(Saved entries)

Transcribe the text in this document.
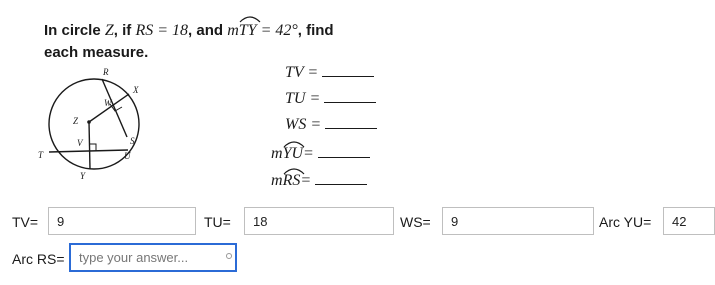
In circle Z, if RS = 18, and m
TY = 42°, find
each measure.
R
W
X
Z
V	S
T	U
Y
TV =
TU =
WS =
m
YU=
m
RS=
TV=	9	TU=	18	WS=	9	Arc YU=	42
Arc RS=	type your answer...
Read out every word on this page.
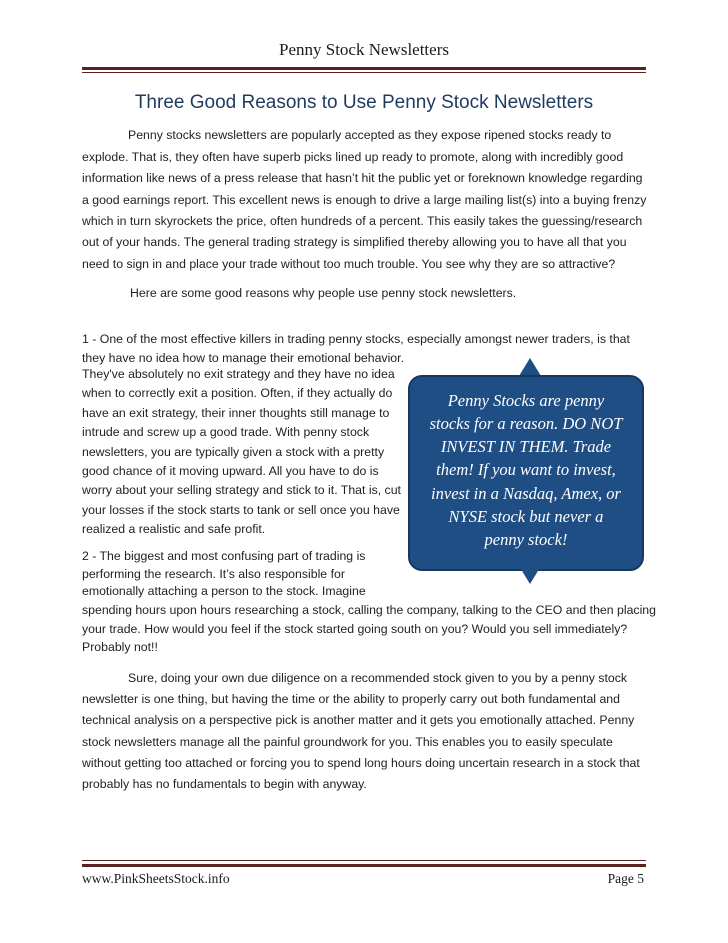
Penny Stock Newsletters
Three Good Reasons to Use Penny Stock Newsletters
Penny stocks newsletters are popularly accepted as they expose ripened stocks ready to
explode. That is, they often have superb picks lined up ready to promote, along with incredibly good
information like news of a press release that hasn’t hit the public yet or foreknown knowledge regarding
a good earnings report. This excellent news is enough to drive a large mailing list(s) into a buying frenzy
which in turn skyrockets the price, often hundreds of a percent. This easily takes the guessing/research
out of your hands. The general trading strategy is simplified thereby allowing you to have all that you
need to sign in and place your trade without too much trouble. You see why they are so attractive?
Here are some good reasons why people use penny stock newsletters.
1 - One of the most effective killers in trading penny stocks, especially amongst newer traders, is that
they have no idea how to manage their emotional behavior.
They've absolutely no exit strategy and they have no idea
when to correctly exit a position. Often, if they actually do
have an exit strategy, their inner thoughts still manage to
intrude and screw up a good trade. With penny stock
newsletters, you are typically given a stock with a pretty
good chance of it moving upward. All you have to do is
worry about your selling strategy and stick to it. That is, cut
your losses if the stock starts to tank or sell once you have
realized a realistic and safe profit.
2 - The biggest and most confusing part of trading is
performing the research. It’s also responsible for
emotionally attaching a person to the stock. Imagine
spending hours upon hours researching a stock, calling the company, talking to the CEO and then placing
your trade. How would you feel if the stock started going south on you? Would you sell immediately?
Probably not!!
Sure, doing your own due diligence on a recommended stock given to you by a penny stock
newsletter is one thing, but having the time or the ability to properly carry out both fundamental and
technical analysis on a perspective pick is another matter and it gets you emotionally attached. Penny
stock newsletters manage all the painful groundwork for you. This enables you to easily speculate
without getting too attached or forcing you to spend long hours doing uncertain research in a stock that
probably has no fundamentals to begin with anyway.
Penny Stocks are penny
stocks for a reason. DO NOT
INVEST IN THEM. Trade
them! If you want to invest,
invest in a Nasdaq, Amex, or
NYSE stock but never a
penny stock!
www.PinkSheetsStock.info	Page 5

(What is needed)
Every record must be copied exactly, with images dropped from the result.

(Final answer)
Transcribe the text in this document.
In circle Z, if RS = 18, and m
TY = 42°, find
each measure.
R
W
X
Z
V	S
T	U
Y
TV =
TU =
WS =
m
YU=
m
RS=
TV=	9	TU=	18	WS=	9	Arc YU=	42
Arc RS=	type your answer...
Read out every word on this page.
Penny Stock Newsletters
Three Good Reasons to Use Penny Stock Newsletters
Penny stocks newsletters are popularly accepted as they expose ripened stocks ready to
explode. That is, they often have superb picks lined up ready to promote, along with incredibly good
information like news of a press release that hasn’t hit the public yet or foreknown knowledge regarding
a good earnings report. This excellent news is enough to drive a large mailing list(s) into a buying frenzy
which in turn skyrockets the price, often hundreds of a percent. This easily takes the guessing/research
out of your hands. The general trading strategy is simplified thereby allowing you to have all that you
need to sign in and place your trade without too much trouble. You see why they are so attractive?
Here are some good reasons why people use penny stock newsletters.
1 - One of the most effective killers in trading penny stocks, especially amongst newer traders, is that
they have no idea how to manage their emotional behavior.
They've absolutely no exit strategy and they have no idea
when to correctly exit a position. Often, if they actually do
have an exit strategy, their inner thoughts still manage to
intrude and screw up a good trade. With penny stock
newsletters, you are typically given a stock with a pretty
good chance of it moving upward. All you have to do is
worry about your selling strategy and stick to it. That is, cut
your losses if the stock starts to tank or sell once you have
realized a realistic and safe profit.
2 - The biggest and most confusing part of trading is
performing the research. It’s also responsible for
emotionally attaching a person to the stock. Imagine
spending hours upon hours researching a stock, calling the company, talking to the CEO and then placing
your trade. How would you feel if the stock started going south on you? Would you sell immediately?
Probably not!!
Sure, doing your own due diligence on a recommended stock given to you by a penny stock
newsletter is one thing, but having the time or the ability to properly carry out both fundamental and
technical analysis on a perspective pick is another matter and it gets you emotionally attached. Penny
stock newsletters manage all the painful groundwork for you. This enables you to easily speculate
without getting too attached or forcing you to spend long hours doing uncertain research in a stock that
probably has no fundamentals to begin with anyway.
Penny Stocks are penny
stocks for a reason. DO NOT
INVEST IN THEM. Trade
them! If you want to invest,
invest in a Nasdaq, Amex, or
NYSE stock but never a
penny stock!
www.PinkSheetsStock.info	Page 5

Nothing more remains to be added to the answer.